[Task prompt] Print the entries below in their entirety, exactly as they are written.

::::::

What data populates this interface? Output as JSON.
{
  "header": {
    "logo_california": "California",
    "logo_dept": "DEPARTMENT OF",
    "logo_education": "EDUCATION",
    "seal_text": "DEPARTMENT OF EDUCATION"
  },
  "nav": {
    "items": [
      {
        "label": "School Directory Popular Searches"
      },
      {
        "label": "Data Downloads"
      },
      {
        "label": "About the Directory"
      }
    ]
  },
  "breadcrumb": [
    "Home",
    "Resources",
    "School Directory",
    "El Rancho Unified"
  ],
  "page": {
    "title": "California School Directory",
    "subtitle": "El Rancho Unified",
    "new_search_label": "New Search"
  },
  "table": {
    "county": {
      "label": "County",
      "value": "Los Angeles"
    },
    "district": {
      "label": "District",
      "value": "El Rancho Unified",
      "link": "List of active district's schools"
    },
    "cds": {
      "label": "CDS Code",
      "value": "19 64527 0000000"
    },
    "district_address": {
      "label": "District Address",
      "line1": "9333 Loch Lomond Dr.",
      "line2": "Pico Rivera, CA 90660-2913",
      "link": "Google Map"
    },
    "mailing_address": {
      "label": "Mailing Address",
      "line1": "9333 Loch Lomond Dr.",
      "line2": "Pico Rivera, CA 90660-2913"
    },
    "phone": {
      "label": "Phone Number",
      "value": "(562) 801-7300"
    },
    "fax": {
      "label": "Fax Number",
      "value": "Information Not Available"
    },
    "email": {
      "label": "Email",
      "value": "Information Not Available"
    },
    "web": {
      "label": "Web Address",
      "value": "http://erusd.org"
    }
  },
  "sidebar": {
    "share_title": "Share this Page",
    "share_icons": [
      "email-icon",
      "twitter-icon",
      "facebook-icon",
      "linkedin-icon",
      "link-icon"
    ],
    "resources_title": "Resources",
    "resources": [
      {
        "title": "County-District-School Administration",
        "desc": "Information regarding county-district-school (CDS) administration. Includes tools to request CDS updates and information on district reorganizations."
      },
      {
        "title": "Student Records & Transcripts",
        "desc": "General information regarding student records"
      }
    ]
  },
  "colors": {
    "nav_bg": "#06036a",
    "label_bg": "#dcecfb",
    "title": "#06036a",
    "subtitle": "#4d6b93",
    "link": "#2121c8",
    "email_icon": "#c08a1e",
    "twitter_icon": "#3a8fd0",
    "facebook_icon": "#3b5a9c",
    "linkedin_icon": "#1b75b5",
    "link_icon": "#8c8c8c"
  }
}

::::::

[Exercise result]
What data populates this interface? Output as JSON.
{
  "header": {
    "logo_california": "California",
    "logo_dept": "DEPARTMENT OF",
    "logo_education": "EDUCATION",
    "seal_text": "DEPARTMENT OF EDUCATION"
  },
  "nav": {
    "items": [
      {
        "label": "School Directory Popular Searches"
      },
      {
        "label": "Data Downloads"
      },
      {
        "label": "About the Directory"
      }
    ]
  },
  "breadcrumb": [
    "Home",
    "Resources",
    "School Directory",
    "El Rancho Unified"
  ],
  "page": {
    "title": "California School Directory",
    "subtitle": "El Rancho Unified",
    "new_search_label": "New Search"
  },
  "table": {
    "county": {
      "label": "County",
      "value": "Los Angeles"
    },
    "district": {
      "label": "District",
      "value": "El Rancho Unified",
      "link": "List of active district's schools"
    },
    "cds": {
      "label": "CDS Code",
      "value": "19 64527 0000000"
    },
    "district_address": {
      "label": "District Address",
      "line1": "9333 Loch Lomond Dr.",
      "line2": "Pico Rivera, CA 90660-2913",
      "link": "Google Map"
    },
    "mailing_address": {
      "label": "Mailing Address",
      "line1": "9333 Loch Lomond Dr.",
      "line2": "Pico Rivera, CA 90660-2913"
    },
    "phone": {
      "label": "Phone Number",
      "value": "(562) 801-7300"
    },
    "fax": {
      "label": "Fax Number",
      "value": "Information Not Available"
    },
    "email": {
      "label": "Email",
      "value": "Information Not Available"
    },
    "web": {
      "label": "Web Address",
      "value": "http://erusd.org"
    }
  },
  "sidebar": {
    "share_title": "Share this Page",
    "share_icons": [
      "email-icon",
      "twitter-icon",
      "facebook-icon",
      "linkedin-icon",
      "link-icon"
    ],
    "resources_title": "Resources",
    "resources": [
      {
        "title": "County-District-School Administration",
        "desc": "Information regarding county-district-school (CDS) administration. Includes tools to request CDS updates and information on district reorganizations."
      },
      {
        "title": "Student Records & Transcripts",
        "desc": "General information regarding student records"
      }
    ]
  },
  "colors": {
    "nav_bg": "#06036a",
    "label_bg": "#dcecfb",
    "title": "#06036a",
    "subtitle": "#4d6b93",
    "link": "#2121c8",
    "email_icon": "#c08a1e",
    "twitter_icon": "#3a8fd0",
    "facebook_icon": "#3b5a9c",
    "linkedin_icon": "#1b75b5",
    "link_icon": "#8c8c8c"
  }
}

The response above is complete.